==== Records to use

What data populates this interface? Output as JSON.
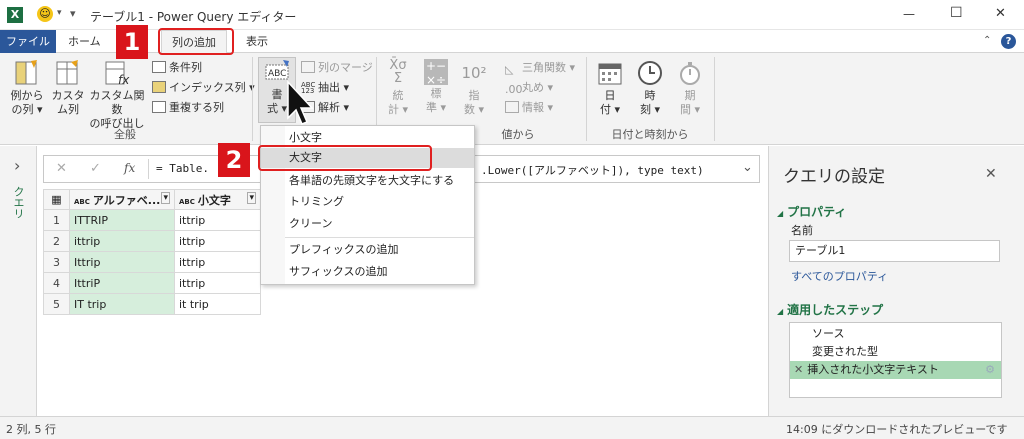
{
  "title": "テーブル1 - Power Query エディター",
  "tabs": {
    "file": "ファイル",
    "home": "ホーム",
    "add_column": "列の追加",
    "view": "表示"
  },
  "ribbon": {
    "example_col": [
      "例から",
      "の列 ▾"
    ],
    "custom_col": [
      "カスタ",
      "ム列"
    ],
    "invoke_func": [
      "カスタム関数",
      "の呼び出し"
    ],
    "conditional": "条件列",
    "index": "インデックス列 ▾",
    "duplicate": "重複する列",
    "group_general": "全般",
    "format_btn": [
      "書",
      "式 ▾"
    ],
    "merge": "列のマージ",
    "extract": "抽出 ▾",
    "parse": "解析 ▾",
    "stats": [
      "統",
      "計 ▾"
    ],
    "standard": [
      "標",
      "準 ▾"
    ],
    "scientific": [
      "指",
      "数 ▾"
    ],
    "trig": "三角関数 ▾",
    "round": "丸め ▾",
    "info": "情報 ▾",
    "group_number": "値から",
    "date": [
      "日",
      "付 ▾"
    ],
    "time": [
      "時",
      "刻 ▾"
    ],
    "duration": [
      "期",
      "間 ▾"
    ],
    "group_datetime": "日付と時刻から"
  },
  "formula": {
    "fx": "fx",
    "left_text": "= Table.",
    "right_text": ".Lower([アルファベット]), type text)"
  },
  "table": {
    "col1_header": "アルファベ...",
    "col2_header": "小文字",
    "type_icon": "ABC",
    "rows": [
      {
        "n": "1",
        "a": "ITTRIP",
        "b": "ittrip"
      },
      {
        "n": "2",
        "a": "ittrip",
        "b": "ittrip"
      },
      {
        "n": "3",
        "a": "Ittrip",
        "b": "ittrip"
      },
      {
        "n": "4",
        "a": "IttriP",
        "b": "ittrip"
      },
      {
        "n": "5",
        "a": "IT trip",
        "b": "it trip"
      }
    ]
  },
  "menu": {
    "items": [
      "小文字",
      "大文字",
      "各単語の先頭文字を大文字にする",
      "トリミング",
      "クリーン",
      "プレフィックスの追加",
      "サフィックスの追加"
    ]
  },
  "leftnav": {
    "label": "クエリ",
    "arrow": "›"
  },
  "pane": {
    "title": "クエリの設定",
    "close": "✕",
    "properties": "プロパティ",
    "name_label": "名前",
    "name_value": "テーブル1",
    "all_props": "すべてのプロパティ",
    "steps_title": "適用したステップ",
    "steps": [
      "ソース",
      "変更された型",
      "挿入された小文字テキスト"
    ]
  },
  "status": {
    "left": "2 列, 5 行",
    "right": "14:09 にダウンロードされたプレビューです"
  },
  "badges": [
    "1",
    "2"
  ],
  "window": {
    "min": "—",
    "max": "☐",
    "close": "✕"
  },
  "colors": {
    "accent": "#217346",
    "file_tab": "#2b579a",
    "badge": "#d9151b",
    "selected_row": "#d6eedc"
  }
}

========
==== Records to use

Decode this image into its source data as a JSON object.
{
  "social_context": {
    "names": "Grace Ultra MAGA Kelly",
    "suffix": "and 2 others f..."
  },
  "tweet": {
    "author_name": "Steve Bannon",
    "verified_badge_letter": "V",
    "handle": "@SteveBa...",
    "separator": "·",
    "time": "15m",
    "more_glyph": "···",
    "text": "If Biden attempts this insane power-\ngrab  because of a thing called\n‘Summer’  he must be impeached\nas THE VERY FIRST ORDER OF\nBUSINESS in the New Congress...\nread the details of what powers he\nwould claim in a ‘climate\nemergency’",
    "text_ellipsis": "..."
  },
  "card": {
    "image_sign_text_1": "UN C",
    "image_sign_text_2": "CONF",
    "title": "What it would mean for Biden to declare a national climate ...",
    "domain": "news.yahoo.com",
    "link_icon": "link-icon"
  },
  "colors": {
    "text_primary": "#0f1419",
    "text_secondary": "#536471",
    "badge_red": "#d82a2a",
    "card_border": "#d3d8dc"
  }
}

========

Exercise directions
Find the word "this" in the data and show each line that holds it.

Exercise output
What data populates this interface? Output as JSON.
Decode this image into its source data as a JSON object.
    "text": "If Biden attempts this insane power-\ngrab  because of a thing called\n‘Summer’  he must be impeached\nas THE VERY FIRST ORDER OF\nBUSINESS in the New Congress...\nread the details of what powers he\nwould claim in a ‘climate\nemergency’",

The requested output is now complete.